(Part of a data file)
● ● ● ●

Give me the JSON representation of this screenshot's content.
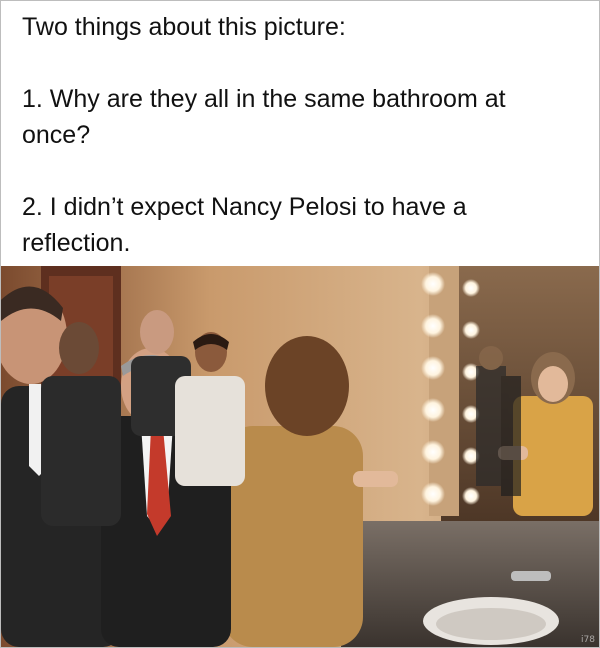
{
  "caption": {
    "heading": "Two things about this picture:",
    "point_1_line_1": "1. Why are they all in the same bathroom at",
    "point_1_line_2": "once?",
    "point_2_line_1": "2. I didn’t expect Nancy Pelosi to have a",
    "point_2_line_2": "reflection."
  },
  "photo": {
    "subject": "people-in-bathroom-with-mirror",
    "watermark": "i78"
  },
  "colors": {
    "wall": "#c9a27a",
    "mirror_glow": "#f5e2c4",
    "counter": "#5a5048",
    "yellow_dress": "#d9a347"
  }
}
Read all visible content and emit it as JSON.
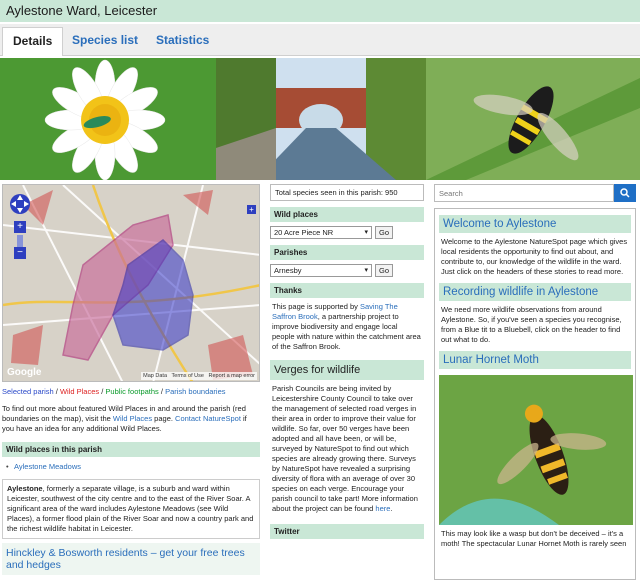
{
  "header": {
    "title": "Aylestone Ward, Leicester"
  },
  "tabs": [
    {
      "label": "Details"
    },
    {
      "label": "Species list"
    },
    {
      "label": "Statistics"
    }
  ],
  "map": {
    "google_label": "Google",
    "footer": [
      "Map Data",
      "Terms of Use",
      "Report a map error"
    ]
  },
  "legend": {
    "selected": "Selected parish",
    "sep1": " / ",
    "wild": "Wild Places",
    "sep2": " / ",
    "footpaths": "Public footpaths",
    "sep3": " / ",
    "boundaries": "Parish boundaries"
  },
  "left": {
    "info_a": "To find out more about featured Wild Places in and around the parish (red boundaries on the map), visit the ",
    "info_link1": "Wild Places",
    "info_b": " page. ",
    "info_link2": "Contact NatureSpot",
    "info_c": " if you have an idea for any additional Wild Places.",
    "wild_heading": "Wild places in this parish",
    "wild_items": [
      "Aylestone Meadows"
    ],
    "desc_bold": "Aylestone",
    "desc_rest": ", formerly a separate village, is a suburb and ward within Leicester, southwest of the city centre and to the east of the River Soar. A significant area of the ward includes Aylestone Meadows (see Wild Places), a former flood plain of the River Soar and now a country park and the richest wildlife habitat in Leicester.",
    "promo": "Hinckley & Bosworth residents – get your free trees and hedges"
  },
  "middle": {
    "total_species": "Total species seen in this parish: 950",
    "wild_heading": "Wild places",
    "wild_select": "20 Acre Piece NR",
    "go": "Go",
    "parishes_heading": "Parishes",
    "parish_select": "Arnesby",
    "thanks_heading": "Thanks",
    "thanks_a": "This page is supported by ",
    "thanks_link": "Saving The Saffron Brook",
    "thanks_b": ", a partnership project to improve biodiversity and engage local people with nature within the catchment area of the Saffron Brook.",
    "verges_heading": "Verges for wildlife",
    "verges_a": "Parish Councils are being invited by Leicestershire County Council to take over the management of selected road verges in their area in order to improve their value for wildlife. So far, over 50 verges have been adopted and all have been, or will be, surveyed by NatureSpot to find out which species are already growing there. Surveys by NatureSpot have revealed a surprising diversity of flora with an average of over 30 species on each verge. Encourage your parish council to take part! More information about the project can be found ",
    "verges_link": "here",
    "verges_b": ".",
    "twitter_heading": "Twitter"
  },
  "right": {
    "search_placeholder": "Search",
    "welcome_heading": "Welcome to Aylestone",
    "welcome_text": "Welcome to the Aylestone NatureSpot page which gives local residents the opportunity to find out about, and contribute to, our knowledge of the wildlife in the ward. Just click on the headers of these stories to read more.",
    "recording_heading": "Recording wildlife in Aylestone",
    "recording_text": "We need more wildlife observations from around Aylestone. So, if you've seen a species you recognise, from a Blue tit to a Bluebell, click on the header to find out what to do.",
    "moth_heading": "Lunar Hornet Moth",
    "moth_text": "This may look like a wasp but don't be deceived – it's a moth! The spectacular Lunar Hornet Moth is rarely seen"
  },
  "colors": {
    "accent_green": "#c9e7d6",
    "link_blue": "#2a6ebb",
    "search_button": "#1f6fc6",
    "selected_parish": "#3535c8",
    "wild_places": "#d04848"
  },
  "icons": [
    "search-icon",
    "pan-arrows-icon",
    "zoom-in-icon",
    "zoom-out-icon",
    "select-arrow-icon"
  ]
}
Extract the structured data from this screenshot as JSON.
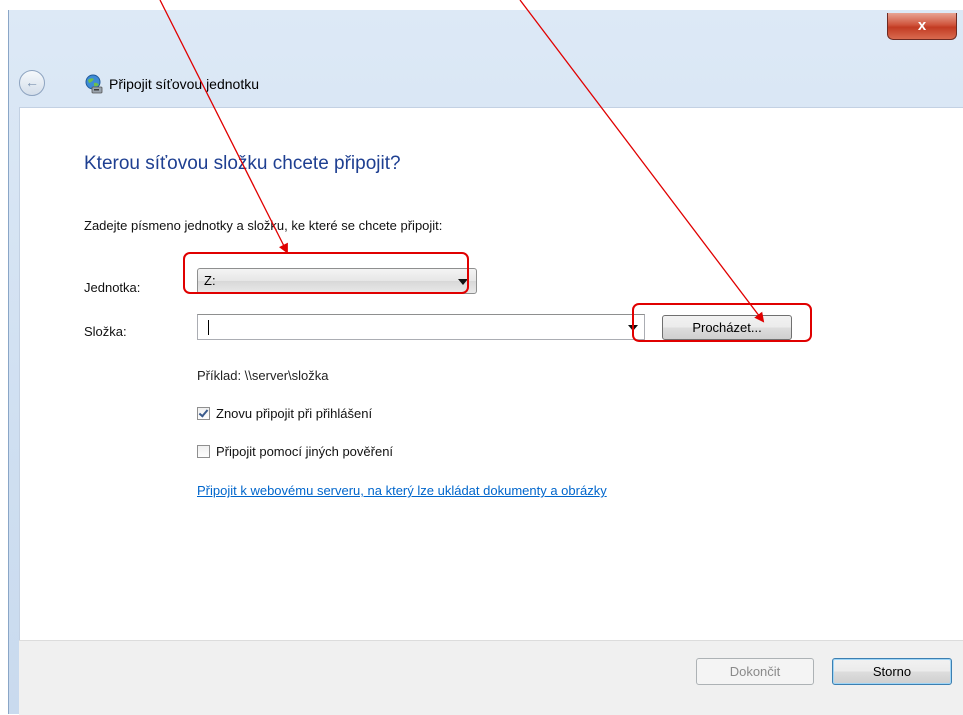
{
  "window": {
    "title": "Připojit síťovou jednotku",
    "close_label": "x"
  },
  "dialog": {
    "heading": "Kterou síťovou složku chcete připojit?",
    "instruction": "Zadejte písmeno jednotky a složku, ke které se chcete připojit:",
    "drive_label": "Jednotka:",
    "drive_value": "Z:",
    "folder_label": "Složka:",
    "folder_value": "",
    "browse_label": "Procházet...",
    "example_text": "Příklad: \\\\server\\složka",
    "reconnect_label": "Znovu připojit při přihlášení",
    "reconnect_checked": true,
    "other_credentials_label": "Připojit pomocí jiných pověření",
    "other_credentials_checked": false,
    "web_link": "Připojit k webovému serveru, na který lze ukládat dokumenty a obrázky"
  },
  "footer": {
    "finish_label": "Dokončit",
    "finish_enabled": false,
    "cancel_label": "Storno"
  },
  "icons": {
    "back": "back-arrow-icon",
    "network": "network-drive-icon",
    "dropdown": "chevron-down-icon"
  },
  "colors": {
    "heading": "#1e3f91",
    "link": "#0066cc",
    "annotation": "#e00000",
    "close_button": "#c23b23"
  }
}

● ● ● ●

• Direction
Without including any pictures, print all of the material exactly as given.

• Reply
Give me the JSON representation of this screenshot's content.
{
  "caption": {
    "heading": "Two things about this picture:",
    "point_1_line_1": "1. Why are they all in the same bathroom at",
    "point_1_line_2": "once?",
    "point_2_line_1": "2. I didn’t expect Nancy Pelosi to have a",
    "point_2_line_2": "reflection."
  },
  "photo": {
    "subject": "people-in-bathroom-with-mirror",
    "watermark": "i78"
  },
  "colors": {
    "wall": "#c9a27a",
    "mirror_glow": "#f5e2c4",
    "counter": "#5a5048",
    "yellow_dress": "#d9a347"
  }
}
Read all visible content and emit it as JSON.
{
  "header": {
    "title": "Aylestone Ward, Leicester"
  },
  "tabs": [
    {
      "label": "Details"
    },
    {
      "label": "Species list"
    },
    {
      "label": "Statistics"
    }
  ],
  "map": {
    "google_label": "Google",
    "footer": [
      "Map Data",
      "Terms of Use",
      "Report a map error"
    ]
  },
  "legend": {
    "selected": "Selected parish",
    "sep1": " / ",
    "wild": "Wild Places",
    "sep2": " / ",
    "footpaths": "Public footpaths",
    "sep3": " / ",
    "boundaries": "Parish boundaries"
  },
  "left": {
    "info_a": "To find out more about featured Wild Places in and around the parish (red boundaries on the map), visit the ",
    "info_link1": "Wild Places",
    "info_b": " page. ",
    "info_link2": "Contact NatureSpot",
    "info_c": " if you have an idea for any additional Wild Places.",
    "wild_heading": "Wild places in this parish",
    "wild_items": [
      "Aylestone Meadows"
    ],
    "desc_bold": "Aylestone",
    "desc_rest": ", formerly a separate village, is a suburb and ward within Leicester, southwest of the city centre and to the east of the River Soar. A significant area of the ward includes Aylestone Meadows (see Wild Places), a former flood plain of the River Soar and now a country park and the richest wildlife habitat in Leicester.",
    "promo": "Hinckley & Bosworth residents – get your free trees and hedges"
  },
  "middle": {
    "total_species": "Total species seen in this parish: 950",
    "wild_heading": "Wild places",
    "wild_select": "20 Acre Piece NR",
    "go": "Go",
    "parishes_heading": "Parishes",
    "parish_select": "Arnesby",
    "thanks_heading": "Thanks",
    "thanks_a": "This page is supported by ",
    "thanks_link": "Saving The Saffron Brook",
    "thanks_b": ", a partnership project to improve biodiversity and engage local people with nature within the catchment area of the Saffron Brook.",
    "verges_heading": "Verges for wildlife",
    "verges_a": "Parish Councils are being invited by Leicestershire County Council to take over the management of selected road verges in their area in order to improve their value for wildlife. So far, over 50 verges have been adopted and all have been, or will be, surveyed by NatureSpot to find out which species are already growing there. Surveys by NatureSpot have revealed a surprising diversity of flora with an average of over 30 species on each verge. Encourage your parish council to take part! More information about the project can be found ",
    "verges_link": "here",
    "verges_b": ".",
    "twitter_heading": "Twitter"
  },
  "right": {
    "search_placeholder": "Search",
    "welcome_heading": "Welcome to Aylestone",
    "welcome_text": "Welcome to the Aylestone NatureSpot page which gives local residents the opportunity to find out about, and contribute to, our knowledge of the wildlife in the ward. Just click on the headers of these stories to read more.",
    "recording_heading": "Recording wildlife in Aylestone",
    "recording_text": "We need more wildlife observations from around Aylestone. So, if you've seen a species you recognise, from a Blue tit to a Bluebell, click on the header to find out what to do.",
    "moth_heading": "Lunar Hornet Moth",
    "moth_text": "This may look like a wasp but don't be deceived – it's a moth! The spectacular Lunar Hornet Moth is rarely seen"
  },
  "colors": {
    "accent_green": "#c9e7d6",
    "link_blue": "#2a6ebb",
    "search_button": "#1f6fc6",
    "selected_parish": "#3535c8",
    "wild_places": "#d04848"
  },
  "icons": [
    "search-icon",
    "pan-arrows-icon",
    "zoom-in-icon",
    "zoom-out-icon",
    "select-arrow-icon"
  ]
}
Extract the structured data from this screenshot as JSON.
{
  "window": {
    "title": "Připojit síťovou jednotku",
    "close_label": "x"
  },
  "dialog": {
    "heading": "Kterou síťovou složku chcete připojit?",
    "instruction": "Zadejte písmeno jednotky a složku, ke které se chcete připojit:",
    "drive_label": "Jednotka:",
    "drive_value": "Z:",
    "folder_label": "Složka:",
    "folder_value": "",
    "browse_label": "Procházet...",
    "example_text": "Příklad: \\\\server\\složka",
    "reconnect_label": "Znovu připojit při přihlášení",
    "reconnect_checked": true,
    "other_credentials_label": "Připojit pomocí jiných pověření",
    "other_credentials_checked": false,
    "web_link": "Připojit k webovému serveru, na který lze ukládat dokumenty a obrázky"
  },
  "footer": {
    "finish_label": "Dokončit",
    "finish_enabled": false,
    "cancel_label": "Storno"
  },
  "icons": {
    "back": "back-arrow-icon",
    "network": "network-drive-icon",
    "dropdown": "chevron-down-icon"
  },
  "colors": {
    "heading": "#1e3f91",
    "link": "#0066cc",
    "annotation": "#e00000",
    "close_button": "#c23b23"
  }
}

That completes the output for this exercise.